An Ayurvedic herbal preparation that is used to treat sciatica is made from the leaves of Nyctanthes arbor tristis, which is also known as Parijat or “sad tree.” A recent study of an alcohol-based extract of this plant indicates that it is effective as a tranquilizer and local anesthetic, which supports its traditional Ayurvedic use.

Western herbalists typically treat sciatica with valerian root to relax the muscle spasms that often accompany sciatica, and with white willow bark for pain relief.

Homeopathic remedies for sciatica include Ruta graveolens, Colocynth (for sciatic pain that is worse in cold or damp weather), or Magnesium phosphoric (for lightning-like pains that are soothed by heat and made worse by coughing).

Allopathic treatment

Initial treatment for sciatica focuses on pain relief. For acute or very painful flare-ups, bed rest is advised for up to a week in conjunction with medication for the pain. Pain medication includes acetaminophen, nonsteroidal anti-inflammatory drugs (NSAIDs), such as aspirin, or muscle relaxants.

If the pain is unremitting, opioids may be prescribed for short-term use, or a local anesthetic will be injected directly into the lower back. Massage and heat application may be suggested as adjuncts.

If the pain is chronic, different pain relief medications are used to avoid long-term dosing of NSAIDs, muscle relaxants, and opioids.

Antidepressant drugs, which have been shown to be effective in treating pain, may be prescribed alongside short-term use of muscle relaxants or NSAIDs. Local anesthetic injections or epidural steroids are used in selected cases.

■ WORK TASK A ■
In the sciatica text, which plant do Western herbalists use to relax the muscle spasms that often come with sciatica?
■ WORK TASK B ■
Continue the text on sciatica treatment from its last sentence.
The rows below come from a separate source unrelated to the sciatica text.

■ DATA PROVIDED ■
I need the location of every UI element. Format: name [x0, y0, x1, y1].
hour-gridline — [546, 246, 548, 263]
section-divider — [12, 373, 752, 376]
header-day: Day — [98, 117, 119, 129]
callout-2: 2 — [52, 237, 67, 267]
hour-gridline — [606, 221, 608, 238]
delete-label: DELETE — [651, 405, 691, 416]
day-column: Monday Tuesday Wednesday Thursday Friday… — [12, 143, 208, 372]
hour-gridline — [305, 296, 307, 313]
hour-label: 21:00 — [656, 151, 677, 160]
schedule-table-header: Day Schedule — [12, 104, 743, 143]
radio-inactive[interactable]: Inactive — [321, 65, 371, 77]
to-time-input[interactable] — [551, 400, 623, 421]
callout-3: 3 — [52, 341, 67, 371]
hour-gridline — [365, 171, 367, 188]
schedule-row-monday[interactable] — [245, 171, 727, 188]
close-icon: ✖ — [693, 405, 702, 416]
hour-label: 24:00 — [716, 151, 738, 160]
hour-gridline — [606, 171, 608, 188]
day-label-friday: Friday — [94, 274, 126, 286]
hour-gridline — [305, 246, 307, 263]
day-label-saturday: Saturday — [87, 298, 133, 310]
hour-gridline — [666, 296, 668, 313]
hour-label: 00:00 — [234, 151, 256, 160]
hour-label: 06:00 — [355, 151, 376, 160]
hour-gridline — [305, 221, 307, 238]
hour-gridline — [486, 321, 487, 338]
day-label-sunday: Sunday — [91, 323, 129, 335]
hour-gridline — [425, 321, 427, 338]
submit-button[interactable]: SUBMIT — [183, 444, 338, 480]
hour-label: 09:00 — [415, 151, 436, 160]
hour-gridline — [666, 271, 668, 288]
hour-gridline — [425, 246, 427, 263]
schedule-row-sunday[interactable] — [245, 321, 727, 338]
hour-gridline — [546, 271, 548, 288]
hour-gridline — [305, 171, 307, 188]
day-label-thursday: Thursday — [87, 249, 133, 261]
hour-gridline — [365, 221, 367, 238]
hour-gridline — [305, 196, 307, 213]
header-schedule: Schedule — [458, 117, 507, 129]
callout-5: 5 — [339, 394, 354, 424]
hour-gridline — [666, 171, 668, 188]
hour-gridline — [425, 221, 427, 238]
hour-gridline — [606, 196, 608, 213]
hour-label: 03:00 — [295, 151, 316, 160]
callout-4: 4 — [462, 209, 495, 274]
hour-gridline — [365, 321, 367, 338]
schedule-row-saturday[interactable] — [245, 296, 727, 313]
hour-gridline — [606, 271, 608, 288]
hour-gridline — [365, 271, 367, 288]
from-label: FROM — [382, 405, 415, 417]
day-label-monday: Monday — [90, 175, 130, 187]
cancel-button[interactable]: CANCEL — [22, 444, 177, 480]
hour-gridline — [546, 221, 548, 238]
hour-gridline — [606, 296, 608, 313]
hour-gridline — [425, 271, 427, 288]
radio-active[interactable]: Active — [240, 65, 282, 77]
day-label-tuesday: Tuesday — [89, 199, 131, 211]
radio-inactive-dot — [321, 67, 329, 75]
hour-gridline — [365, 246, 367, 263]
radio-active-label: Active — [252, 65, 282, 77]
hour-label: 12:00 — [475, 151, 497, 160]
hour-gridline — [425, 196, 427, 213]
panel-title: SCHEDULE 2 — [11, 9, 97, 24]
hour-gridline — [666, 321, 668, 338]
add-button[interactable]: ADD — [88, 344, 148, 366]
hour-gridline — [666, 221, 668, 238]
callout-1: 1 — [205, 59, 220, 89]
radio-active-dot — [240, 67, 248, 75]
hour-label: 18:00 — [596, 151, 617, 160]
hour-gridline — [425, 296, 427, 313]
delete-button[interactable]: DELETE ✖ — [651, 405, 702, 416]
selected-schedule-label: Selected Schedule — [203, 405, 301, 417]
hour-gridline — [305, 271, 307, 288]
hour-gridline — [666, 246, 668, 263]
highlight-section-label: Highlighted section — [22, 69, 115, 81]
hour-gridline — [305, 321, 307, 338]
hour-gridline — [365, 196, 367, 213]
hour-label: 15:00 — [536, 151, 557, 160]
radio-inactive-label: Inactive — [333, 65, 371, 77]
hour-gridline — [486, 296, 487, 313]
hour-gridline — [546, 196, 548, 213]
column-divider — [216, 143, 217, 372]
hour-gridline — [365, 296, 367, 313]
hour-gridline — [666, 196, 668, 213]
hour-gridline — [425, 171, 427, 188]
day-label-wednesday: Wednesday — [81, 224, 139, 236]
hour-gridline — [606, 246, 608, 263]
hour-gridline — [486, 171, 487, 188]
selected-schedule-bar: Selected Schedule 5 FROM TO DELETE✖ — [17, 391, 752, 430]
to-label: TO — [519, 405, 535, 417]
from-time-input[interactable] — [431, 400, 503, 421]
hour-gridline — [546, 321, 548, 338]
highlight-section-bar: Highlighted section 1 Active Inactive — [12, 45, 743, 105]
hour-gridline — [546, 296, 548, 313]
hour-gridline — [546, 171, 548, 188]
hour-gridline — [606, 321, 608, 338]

■ WRITTEN ANSWER A ■
Valerian root.

■ WRITTEN ANSWER B ■
As the pain allows, physical therapy is introduced into the treatment regime. Stretching exercises that focus on the lower back, buttock, and hamstring muscles are suggested.

The exercises also include finding comfortable, pain-reducing positions. Corsets and braces may be useful in some cases, but evidence for their general effectiveness is lacking. However, they may be helpful to prevent exacerbations related to certain activities.

With less pain and the success of early therapy, the individual is encouraged to follow a long-term program to maintain a healthy back and prevent re-injury.

A physical therapist may suggest exercises and regular activity, such as water exercise or walking. Patients are instructed in proper body mechanics to minimize symptoms during light lifting or other activities.

If the pain is chronic and conservative treatment fails, surgery to repair a herniated disk or to cut out part or all of the piriformis muscle may be suggested, particularly if there is evidence of nerve or nerve-root damage.

A new minimally invasive surgical treatment for sciatica was introduced in 2002. It is known as microscopically assisted percutaneous nucleotomy, or MAPN.

MAPN allows the surgeon to repair a herniated disk with less damage to surrounding tissues; it shortens the patient’s recovery time and relieves the pain of sciatica as effectively as more invasive surgical procedures.

Expected results

Most cases of sciatica are treatable with pain medication and physical therapy. After four to six weeks of treatment, an individual should be able to resume normal activities.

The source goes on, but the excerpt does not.